* [WHAT THE TASK ASKS]: The entries below need to be written out exactly, with no pictures included.

* [ENTRIES]:
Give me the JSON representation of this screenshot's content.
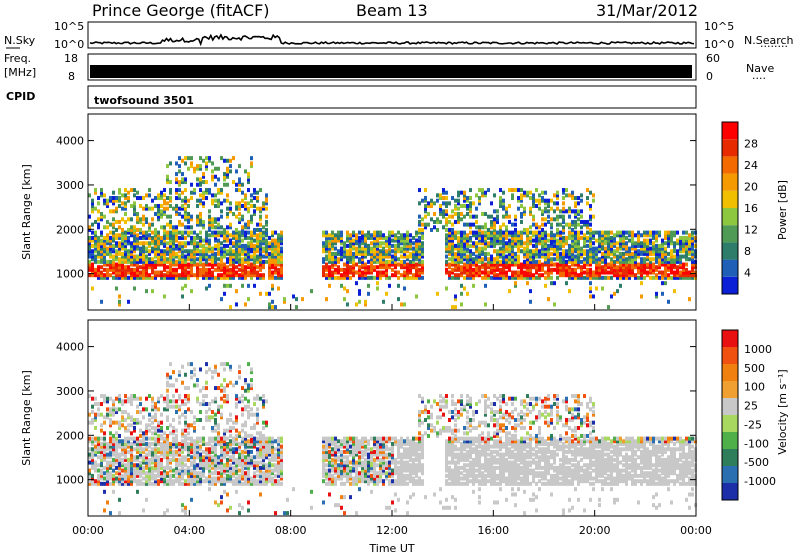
{
  "header": {
    "station": "Prince George (fitACF)",
    "beam": "Beam 13",
    "date": "31/Mar/2012"
  },
  "strip": {
    "nsky_label": "N.Sky",
    "nsearch_label": "N.Search",
    "nsearch_dots": "········",
    "freq_label": "Freq.",
    "freq_unit": "[MHz]",
    "nave_label": "Nave",
    "nave_dots": "····",
    "cpid_label": "CPID",
    "cpid_value": "twofsound 3501",
    "noise_ticks": [
      "10^5",
      "10^0"
    ],
    "freq_ticks": [
      "18",
      "8"
    ],
    "nave_ticks": [
      "60",
      "0"
    ]
  },
  "colors": {
    "power": [
      "#0a1fd6",
      "#1f5fb8",
      "#2e7d6a",
      "#4f9a55",
      "#8dc63f",
      "#f0c000",
      "#f59a00",
      "#f26a00",
      "#e82a00",
      "#ff0000"
    ],
    "velocity": [
      "#1c2fa8",
      "#2a6fb0",
      "#2e7d5b",
      "#4fb04a",
      "#a8d860",
      "#c8c8c8",
      "#f0a030",
      "#f08010",
      "#f05010",
      "#e81010"
    ]
  },
  "chart_data": [
    {
      "type": "heatmap",
      "panel": "power",
      "ylabel": "Slant Range [km]",
      "xlabel": "",
      "ylim": [
        180,
        4600
      ],
      "xlim": [
        0,
        24
      ],
      "y_ticks": [
        1000,
        2000,
        3000,
        4000
      ],
      "colorbar_label": "Power [dB]",
      "colorbar_ticks": [
        "4",
        "8",
        "12",
        "16",
        "20",
        "24",
        "28"
      ]
    },
    {
      "type": "heatmap",
      "panel": "velocity",
      "ylabel": "Slant Range [km]",
      "xlabel": "Time UT",
      "ylim": [
        180,
        4600
      ],
      "xlim": [
        0,
        24
      ],
      "y_ticks": [
        1000,
        2000,
        3000,
        4000
      ],
      "x_ticks": [
        "00:00",
        "04:00",
        "08:00",
        "12:00",
        "16:00",
        "20:00",
        "00:00"
      ],
      "colorbar_label": "Velocity [m s⁻¹]",
      "colorbar_ticks": [
        "1000",
        "500",
        "100",
        "25",
        "-25",
        "-100",
        "-500",
        "-1000"
      ]
    }
  ]
}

* [TASK ANSWER]:
Give me the JSON representation of this screenshot's content.
{
  "header": {
    "station": "Prince George (fitACF)",
    "beam": "Beam 13",
    "date": "31/Mar/2012"
  },
  "strip": {
    "nsky_label": "N.Sky",
    "nsearch_label": "N.Search",
    "nsearch_dots": "········",
    "freq_label": "Freq.",
    "freq_unit": "[MHz]",
    "nave_label": "Nave",
    "nave_dots": "····",
    "cpid_label": "CPID",
    "cpid_value": "twofsound 3501",
    "noise_ticks": [
      "10^5",
      "10^0"
    ],
    "freq_ticks": [
      "18",
      "8"
    ],
    "nave_ticks": [
      "60",
      "0"
    ]
  },
  "colors": {
    "power": [
      "#0a1fd6",
      "#1f5fb8",
      "#2e7d6a",
      "#4f9a55",
      "#8dc63f",
      "#f0c000",
      "#f59a00",
      "#f26a00",
      "#e82a00",
      "#ff0000"
    ],
    "velocity": [
      "#1c2fa8",
      "#2a6fb0",
      "#2e7d5b",
      "#4fb04a",
      "#a8d860",
      "#c8c8c8",
      "#f0a030",
      "#f08010",
      "#f05010",
      "#e81010"
    ]
  },
  "chart_data": [
    {
      "type": "heatmap",
      "panel": "power",
      "ylabel": "Slant Range [km]",
      "xlabel": "",
      "ylim": [
        180,
        4600
      ],
      "xlim": [
        0,
        24
      ],
      "y_ticks": [
        1000,
        2000,
        3000,
        4000
      ],
      "colorbar_label": "Power [dB]",
      "colorbar_ticks": [
        "4",
        "8",
        "12",
        "16",
        "20",
        "24",
        "28"
      ]
    },
    {
      "type": "heatmap",
      "panel": "velocity",
      "ylabel": "Slant Range [km]",
      "xlabel": "Time UT",
      "ylim": [
        180,
        4600
      ],
      "xlim": [
        0,
        24
      ],
      "y_ticks": [
        1000,
        2000,
        3000,
        4000
      ],
      "x_ticks": [
        "00:00",
        "04:00",
        "08:00",
        "12:00",
        "16:00",
        "20:00",
        "00:00"
      ],
      "colorbar_label": "Velocity [m s⁻¹]",
      "colorbar_ticks": [
        "1000",
        "500",
        "100",
        "25",
        "-25",
        "-100",
        "-500",
        "-1000"
      ]
    }
  ]
}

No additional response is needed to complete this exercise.